Problem details = Filter the lines below, copying only those with the string "text".

(Collection entries)
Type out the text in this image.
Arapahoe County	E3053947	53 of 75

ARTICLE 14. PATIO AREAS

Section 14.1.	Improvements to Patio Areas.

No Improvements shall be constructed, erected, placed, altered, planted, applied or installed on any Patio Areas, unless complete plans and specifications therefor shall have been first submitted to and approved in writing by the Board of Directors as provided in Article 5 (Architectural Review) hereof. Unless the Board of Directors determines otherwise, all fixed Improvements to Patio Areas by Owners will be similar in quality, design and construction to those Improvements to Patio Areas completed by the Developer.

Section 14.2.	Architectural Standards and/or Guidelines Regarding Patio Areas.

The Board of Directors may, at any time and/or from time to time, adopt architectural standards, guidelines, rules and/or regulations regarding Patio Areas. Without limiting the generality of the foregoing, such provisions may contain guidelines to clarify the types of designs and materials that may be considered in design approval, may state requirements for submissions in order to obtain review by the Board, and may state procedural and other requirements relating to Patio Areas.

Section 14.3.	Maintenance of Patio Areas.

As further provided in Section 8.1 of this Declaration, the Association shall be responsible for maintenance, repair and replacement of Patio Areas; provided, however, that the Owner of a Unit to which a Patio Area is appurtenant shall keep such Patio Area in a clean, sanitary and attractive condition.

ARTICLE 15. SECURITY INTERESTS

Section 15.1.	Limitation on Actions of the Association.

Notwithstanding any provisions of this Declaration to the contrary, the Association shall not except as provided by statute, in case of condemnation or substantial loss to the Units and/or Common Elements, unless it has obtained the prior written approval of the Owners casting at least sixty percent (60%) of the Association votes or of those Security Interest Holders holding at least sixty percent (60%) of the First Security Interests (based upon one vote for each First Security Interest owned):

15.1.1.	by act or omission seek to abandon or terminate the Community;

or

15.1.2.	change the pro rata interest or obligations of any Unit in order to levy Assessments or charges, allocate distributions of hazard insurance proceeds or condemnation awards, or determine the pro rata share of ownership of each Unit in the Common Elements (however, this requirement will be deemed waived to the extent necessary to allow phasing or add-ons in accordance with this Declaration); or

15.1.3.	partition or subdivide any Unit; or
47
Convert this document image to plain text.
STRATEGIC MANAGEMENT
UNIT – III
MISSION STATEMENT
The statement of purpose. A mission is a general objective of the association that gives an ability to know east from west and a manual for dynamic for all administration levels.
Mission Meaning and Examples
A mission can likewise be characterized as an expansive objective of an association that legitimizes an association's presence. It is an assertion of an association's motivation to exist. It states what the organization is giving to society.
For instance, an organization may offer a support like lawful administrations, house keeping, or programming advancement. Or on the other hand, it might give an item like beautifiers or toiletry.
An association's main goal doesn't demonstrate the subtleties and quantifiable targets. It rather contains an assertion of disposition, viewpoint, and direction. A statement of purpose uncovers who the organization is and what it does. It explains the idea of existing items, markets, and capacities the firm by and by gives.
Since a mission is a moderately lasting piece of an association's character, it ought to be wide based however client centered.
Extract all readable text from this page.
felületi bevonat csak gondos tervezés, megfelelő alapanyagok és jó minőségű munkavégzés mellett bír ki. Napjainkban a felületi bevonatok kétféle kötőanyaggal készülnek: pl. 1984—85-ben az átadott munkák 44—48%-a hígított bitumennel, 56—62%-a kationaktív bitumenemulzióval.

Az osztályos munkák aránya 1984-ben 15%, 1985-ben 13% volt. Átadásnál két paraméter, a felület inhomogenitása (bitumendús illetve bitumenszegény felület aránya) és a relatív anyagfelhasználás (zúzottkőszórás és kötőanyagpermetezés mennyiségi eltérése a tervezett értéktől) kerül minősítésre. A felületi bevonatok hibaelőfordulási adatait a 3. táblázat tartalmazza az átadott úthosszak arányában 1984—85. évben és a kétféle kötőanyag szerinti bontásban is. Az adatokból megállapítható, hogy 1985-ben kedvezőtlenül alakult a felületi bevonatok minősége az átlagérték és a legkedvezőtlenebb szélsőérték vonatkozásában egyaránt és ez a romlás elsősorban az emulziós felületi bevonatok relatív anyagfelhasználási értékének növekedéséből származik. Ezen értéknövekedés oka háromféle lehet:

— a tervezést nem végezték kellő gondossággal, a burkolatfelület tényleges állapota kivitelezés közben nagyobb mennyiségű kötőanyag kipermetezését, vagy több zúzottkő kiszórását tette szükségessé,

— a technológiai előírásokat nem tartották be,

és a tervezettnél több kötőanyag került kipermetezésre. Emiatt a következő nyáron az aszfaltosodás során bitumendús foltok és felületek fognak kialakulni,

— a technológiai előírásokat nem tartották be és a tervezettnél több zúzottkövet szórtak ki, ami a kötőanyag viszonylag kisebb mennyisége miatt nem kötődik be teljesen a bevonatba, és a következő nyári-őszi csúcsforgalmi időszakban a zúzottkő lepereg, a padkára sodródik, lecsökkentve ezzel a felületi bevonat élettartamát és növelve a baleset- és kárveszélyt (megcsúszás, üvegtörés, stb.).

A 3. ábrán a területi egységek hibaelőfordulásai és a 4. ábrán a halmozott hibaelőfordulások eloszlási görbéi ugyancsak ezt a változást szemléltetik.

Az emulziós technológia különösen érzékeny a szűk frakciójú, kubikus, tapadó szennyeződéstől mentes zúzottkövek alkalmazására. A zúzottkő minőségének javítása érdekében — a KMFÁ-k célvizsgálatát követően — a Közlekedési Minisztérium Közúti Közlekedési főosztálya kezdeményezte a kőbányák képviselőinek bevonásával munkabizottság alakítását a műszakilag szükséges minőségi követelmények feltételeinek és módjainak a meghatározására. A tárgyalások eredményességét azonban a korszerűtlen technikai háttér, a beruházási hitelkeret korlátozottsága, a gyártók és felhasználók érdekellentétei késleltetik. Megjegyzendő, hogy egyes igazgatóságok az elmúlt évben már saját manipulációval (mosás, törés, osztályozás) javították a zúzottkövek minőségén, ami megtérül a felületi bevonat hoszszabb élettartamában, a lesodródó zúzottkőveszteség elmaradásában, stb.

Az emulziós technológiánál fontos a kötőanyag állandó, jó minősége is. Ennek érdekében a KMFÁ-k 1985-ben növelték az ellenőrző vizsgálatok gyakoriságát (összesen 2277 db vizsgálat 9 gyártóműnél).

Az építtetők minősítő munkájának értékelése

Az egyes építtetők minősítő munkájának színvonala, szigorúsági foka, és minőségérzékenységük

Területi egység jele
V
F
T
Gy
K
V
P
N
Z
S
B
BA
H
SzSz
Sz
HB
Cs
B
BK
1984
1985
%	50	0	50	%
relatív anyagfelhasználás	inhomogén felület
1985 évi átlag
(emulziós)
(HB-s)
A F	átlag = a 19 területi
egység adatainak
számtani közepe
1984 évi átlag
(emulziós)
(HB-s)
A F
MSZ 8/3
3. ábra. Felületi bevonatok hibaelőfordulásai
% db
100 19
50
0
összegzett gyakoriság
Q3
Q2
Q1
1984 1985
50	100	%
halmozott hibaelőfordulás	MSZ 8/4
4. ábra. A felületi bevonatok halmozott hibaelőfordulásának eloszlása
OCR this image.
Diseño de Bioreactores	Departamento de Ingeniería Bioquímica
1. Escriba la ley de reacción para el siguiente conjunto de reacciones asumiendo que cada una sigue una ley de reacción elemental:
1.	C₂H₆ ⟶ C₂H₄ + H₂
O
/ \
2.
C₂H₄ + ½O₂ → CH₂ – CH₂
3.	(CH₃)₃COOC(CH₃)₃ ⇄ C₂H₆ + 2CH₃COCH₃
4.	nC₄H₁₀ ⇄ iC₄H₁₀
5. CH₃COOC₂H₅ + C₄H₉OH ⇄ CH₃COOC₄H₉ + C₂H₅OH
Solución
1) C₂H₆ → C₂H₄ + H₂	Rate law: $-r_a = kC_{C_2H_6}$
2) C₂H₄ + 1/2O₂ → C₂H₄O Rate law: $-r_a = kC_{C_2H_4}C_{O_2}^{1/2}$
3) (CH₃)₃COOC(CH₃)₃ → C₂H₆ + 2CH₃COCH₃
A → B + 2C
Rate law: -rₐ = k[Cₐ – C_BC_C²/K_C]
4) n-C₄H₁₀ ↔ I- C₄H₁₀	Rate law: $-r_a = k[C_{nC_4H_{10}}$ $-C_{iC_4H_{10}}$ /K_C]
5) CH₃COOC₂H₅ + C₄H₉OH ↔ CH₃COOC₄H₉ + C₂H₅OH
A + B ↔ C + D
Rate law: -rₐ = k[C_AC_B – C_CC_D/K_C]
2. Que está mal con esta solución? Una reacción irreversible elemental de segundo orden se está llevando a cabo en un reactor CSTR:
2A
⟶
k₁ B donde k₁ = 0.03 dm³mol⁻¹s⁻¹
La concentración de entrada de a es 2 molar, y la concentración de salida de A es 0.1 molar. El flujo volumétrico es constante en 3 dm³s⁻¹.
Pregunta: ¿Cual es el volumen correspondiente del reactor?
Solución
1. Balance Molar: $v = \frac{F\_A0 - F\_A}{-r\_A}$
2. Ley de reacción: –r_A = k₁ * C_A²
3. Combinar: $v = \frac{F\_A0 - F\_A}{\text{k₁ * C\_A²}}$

Full answer =
Type out the text in this image.
Convert this document image to plain text.
Extract all readable text from this page.
3. Combinar: $v = \frac{F\_A0 - F\_A}{\text{k₁ * C\_A²}}$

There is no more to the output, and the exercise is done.